Records from a collection of figures:

========

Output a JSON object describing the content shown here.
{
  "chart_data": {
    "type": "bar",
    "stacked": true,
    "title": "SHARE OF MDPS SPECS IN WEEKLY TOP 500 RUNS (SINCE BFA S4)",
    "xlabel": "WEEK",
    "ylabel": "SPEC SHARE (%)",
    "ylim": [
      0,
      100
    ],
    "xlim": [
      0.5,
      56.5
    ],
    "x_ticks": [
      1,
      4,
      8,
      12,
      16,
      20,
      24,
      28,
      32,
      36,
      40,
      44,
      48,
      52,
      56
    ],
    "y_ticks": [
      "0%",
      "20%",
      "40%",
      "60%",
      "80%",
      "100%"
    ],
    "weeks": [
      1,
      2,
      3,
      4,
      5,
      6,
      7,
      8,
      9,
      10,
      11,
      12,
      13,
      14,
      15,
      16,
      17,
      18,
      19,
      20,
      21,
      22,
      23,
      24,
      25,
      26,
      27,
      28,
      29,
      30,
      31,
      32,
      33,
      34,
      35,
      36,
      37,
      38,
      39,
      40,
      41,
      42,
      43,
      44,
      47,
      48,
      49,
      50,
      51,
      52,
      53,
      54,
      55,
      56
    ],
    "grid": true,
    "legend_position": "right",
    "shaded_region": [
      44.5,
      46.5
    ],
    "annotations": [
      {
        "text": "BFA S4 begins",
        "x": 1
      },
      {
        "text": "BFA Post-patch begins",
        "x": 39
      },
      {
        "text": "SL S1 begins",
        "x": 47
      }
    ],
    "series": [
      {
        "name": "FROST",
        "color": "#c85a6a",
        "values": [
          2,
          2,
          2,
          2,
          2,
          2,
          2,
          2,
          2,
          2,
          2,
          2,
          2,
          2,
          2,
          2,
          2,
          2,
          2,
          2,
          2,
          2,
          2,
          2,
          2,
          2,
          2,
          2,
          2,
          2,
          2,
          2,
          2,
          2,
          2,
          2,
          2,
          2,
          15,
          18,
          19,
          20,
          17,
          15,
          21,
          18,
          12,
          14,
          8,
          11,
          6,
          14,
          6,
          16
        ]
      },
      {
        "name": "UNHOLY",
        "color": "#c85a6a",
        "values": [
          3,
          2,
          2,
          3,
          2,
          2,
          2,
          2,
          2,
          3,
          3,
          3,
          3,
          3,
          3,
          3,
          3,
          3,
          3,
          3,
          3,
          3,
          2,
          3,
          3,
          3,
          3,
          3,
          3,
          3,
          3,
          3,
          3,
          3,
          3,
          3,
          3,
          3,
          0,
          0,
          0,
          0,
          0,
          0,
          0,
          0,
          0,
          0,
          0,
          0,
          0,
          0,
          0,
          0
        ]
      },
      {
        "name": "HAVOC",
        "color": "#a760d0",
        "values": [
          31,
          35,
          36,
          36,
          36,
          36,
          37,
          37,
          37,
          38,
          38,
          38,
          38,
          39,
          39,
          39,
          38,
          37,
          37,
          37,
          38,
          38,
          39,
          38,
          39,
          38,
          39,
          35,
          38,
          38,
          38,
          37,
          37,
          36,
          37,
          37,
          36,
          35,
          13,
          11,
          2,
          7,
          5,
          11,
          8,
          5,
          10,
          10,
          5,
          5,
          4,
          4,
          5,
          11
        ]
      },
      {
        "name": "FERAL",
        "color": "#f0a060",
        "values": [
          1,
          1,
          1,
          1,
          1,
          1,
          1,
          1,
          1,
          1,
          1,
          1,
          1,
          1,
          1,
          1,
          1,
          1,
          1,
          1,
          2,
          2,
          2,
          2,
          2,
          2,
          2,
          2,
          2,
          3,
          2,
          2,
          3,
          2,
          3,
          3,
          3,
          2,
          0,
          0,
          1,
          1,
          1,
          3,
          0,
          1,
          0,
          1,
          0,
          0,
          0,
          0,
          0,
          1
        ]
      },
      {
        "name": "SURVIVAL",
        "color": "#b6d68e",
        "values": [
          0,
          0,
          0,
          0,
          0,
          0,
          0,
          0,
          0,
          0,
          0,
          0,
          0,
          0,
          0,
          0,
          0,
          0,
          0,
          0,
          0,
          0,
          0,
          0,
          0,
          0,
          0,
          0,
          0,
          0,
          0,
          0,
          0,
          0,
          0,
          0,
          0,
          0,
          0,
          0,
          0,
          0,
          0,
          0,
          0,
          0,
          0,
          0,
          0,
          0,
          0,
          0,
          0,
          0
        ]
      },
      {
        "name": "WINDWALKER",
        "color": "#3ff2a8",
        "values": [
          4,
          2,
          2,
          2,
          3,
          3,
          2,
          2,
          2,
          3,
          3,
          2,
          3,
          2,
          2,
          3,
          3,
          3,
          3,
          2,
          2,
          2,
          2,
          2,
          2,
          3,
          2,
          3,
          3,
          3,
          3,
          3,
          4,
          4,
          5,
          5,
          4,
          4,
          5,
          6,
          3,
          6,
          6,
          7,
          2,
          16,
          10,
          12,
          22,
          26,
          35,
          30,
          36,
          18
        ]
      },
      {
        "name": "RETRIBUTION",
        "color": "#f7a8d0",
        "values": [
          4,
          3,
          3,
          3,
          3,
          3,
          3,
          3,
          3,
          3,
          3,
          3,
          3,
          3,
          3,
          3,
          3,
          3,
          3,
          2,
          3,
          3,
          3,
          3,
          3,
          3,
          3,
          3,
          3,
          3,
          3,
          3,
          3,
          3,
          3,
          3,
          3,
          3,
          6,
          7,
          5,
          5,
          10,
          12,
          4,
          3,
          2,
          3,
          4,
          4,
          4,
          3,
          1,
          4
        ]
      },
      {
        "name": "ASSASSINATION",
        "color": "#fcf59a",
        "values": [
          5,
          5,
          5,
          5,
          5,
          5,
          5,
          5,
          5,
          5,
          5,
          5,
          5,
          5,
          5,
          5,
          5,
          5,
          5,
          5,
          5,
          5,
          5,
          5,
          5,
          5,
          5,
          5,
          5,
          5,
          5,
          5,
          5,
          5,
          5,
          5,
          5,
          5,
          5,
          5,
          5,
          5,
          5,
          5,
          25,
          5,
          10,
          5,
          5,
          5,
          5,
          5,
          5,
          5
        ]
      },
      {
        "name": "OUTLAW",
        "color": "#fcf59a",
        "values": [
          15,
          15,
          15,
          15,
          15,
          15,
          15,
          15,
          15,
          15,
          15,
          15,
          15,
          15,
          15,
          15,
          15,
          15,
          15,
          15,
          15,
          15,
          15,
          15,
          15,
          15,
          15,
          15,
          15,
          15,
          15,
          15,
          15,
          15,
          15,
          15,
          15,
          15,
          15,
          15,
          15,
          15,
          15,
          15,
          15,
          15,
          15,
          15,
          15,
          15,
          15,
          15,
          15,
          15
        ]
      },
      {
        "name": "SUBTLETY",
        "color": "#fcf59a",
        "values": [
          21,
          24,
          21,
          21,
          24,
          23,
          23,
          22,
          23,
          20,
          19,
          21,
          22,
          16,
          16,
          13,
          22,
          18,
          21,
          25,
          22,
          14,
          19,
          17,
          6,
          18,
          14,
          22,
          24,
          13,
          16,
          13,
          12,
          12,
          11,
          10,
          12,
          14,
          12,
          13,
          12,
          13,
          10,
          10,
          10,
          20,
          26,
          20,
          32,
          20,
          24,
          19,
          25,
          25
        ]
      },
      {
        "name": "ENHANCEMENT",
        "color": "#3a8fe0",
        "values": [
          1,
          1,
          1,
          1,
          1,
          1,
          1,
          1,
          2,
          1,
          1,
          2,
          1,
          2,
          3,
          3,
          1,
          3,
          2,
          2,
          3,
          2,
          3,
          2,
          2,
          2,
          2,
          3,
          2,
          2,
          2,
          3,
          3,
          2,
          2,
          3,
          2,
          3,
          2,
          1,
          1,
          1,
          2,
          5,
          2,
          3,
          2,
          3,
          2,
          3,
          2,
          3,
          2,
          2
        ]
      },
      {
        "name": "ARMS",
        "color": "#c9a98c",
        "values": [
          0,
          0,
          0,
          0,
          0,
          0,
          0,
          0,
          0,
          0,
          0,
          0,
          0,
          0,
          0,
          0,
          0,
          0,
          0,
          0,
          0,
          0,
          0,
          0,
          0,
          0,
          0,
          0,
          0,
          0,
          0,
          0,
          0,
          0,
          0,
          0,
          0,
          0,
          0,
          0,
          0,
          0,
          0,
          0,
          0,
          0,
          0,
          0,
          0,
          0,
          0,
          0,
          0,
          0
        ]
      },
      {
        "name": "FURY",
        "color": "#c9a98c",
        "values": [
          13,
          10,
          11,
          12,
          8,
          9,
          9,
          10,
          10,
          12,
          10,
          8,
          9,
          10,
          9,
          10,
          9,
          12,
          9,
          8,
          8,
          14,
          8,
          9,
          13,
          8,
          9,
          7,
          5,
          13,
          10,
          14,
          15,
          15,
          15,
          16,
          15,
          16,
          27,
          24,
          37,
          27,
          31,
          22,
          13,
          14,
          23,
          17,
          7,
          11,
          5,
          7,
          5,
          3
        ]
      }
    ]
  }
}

========

- **Given request**:
Among the lines above, count those containing the word "begins" and give nothing but the result.

- **Task response**:
3